───── Brano estratto ─────

Credo nella validità, anche nel mondo del vino, del concetto di esportabilità dei modelli. Pur con tutto il doveroso rispetto per le contingenti situazioni locali, e le differenze legate a terroir, tradizioni, identità, credo, ad esempio, che se in Friuli Venezia Giulia buona parte dei più grandi vini bianchi sono uvaggi (ovvero mix calibrati, diversi da azienda ad azienda, di varietà diverse) e se questi vini riescono magnificamente a rappresentare denominazioni e territori da cui provengono, penso che seguire il modello dell’uvaggio bianco potrebbe essere una valida strada anche in altre regioni e zone vinicole.

───── Dati forniti ─────

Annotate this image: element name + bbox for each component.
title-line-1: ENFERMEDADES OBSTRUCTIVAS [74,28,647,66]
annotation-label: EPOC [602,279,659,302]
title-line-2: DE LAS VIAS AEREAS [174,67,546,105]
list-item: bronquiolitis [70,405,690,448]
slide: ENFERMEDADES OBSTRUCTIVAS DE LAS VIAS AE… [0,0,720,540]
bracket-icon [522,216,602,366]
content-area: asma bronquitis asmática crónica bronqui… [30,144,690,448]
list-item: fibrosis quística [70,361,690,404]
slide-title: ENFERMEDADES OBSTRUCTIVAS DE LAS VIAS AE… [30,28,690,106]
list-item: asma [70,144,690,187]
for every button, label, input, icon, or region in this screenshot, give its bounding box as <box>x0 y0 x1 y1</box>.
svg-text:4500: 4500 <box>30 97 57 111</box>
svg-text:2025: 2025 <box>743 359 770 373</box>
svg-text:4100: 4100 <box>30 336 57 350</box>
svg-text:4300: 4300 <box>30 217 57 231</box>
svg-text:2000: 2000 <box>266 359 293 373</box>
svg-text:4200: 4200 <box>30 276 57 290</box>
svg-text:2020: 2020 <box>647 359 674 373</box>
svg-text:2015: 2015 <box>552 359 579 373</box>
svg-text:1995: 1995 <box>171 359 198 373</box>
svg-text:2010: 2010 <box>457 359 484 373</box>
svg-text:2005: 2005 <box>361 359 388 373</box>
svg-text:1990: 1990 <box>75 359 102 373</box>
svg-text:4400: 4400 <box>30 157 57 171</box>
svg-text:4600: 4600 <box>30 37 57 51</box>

─────

Compiti da svolgere:
- A) Secondo il brano sul vino, in quale regione buona parte dei più grandi vini bianchi sono uvaggi?
- B) Prosegui il brano sul vino dopo la sua ultima frase.

Risposte ai compiti:
- A) In Friuli Venezia Giulia.

- B)
Soprattutto quelle dove si dispongono di tanti vitigni e non si voglia percorrere unicamente la strada del vino varietale. Penso all’Alto Adige ad esempio, ma soprattutto al Trentino dove la strada della vinificazione in purezza di un’uva abbondantemente disponibile come lo Chardonnay (non mi riferisco alla spumantizzazione metodo classico) non sta portando grandissimi risultati. Spesso agli Chardonnay trentini, ma anche ai Sauvignon, e alle altre varietà utilizzate da sole manca qualcosa.
Un filo di complessità, una sfumatura aromatica, una mezzatinta, un quid di gusto in più, quel sapere giocare su una tavolozza più vasta, che fanno la grandezza di un vino. Dovrebbero credere di più alla soluzione dell’uvaggio nella terra del Concilio di Trento, perché quando lo fanno i risultati sono da applausi.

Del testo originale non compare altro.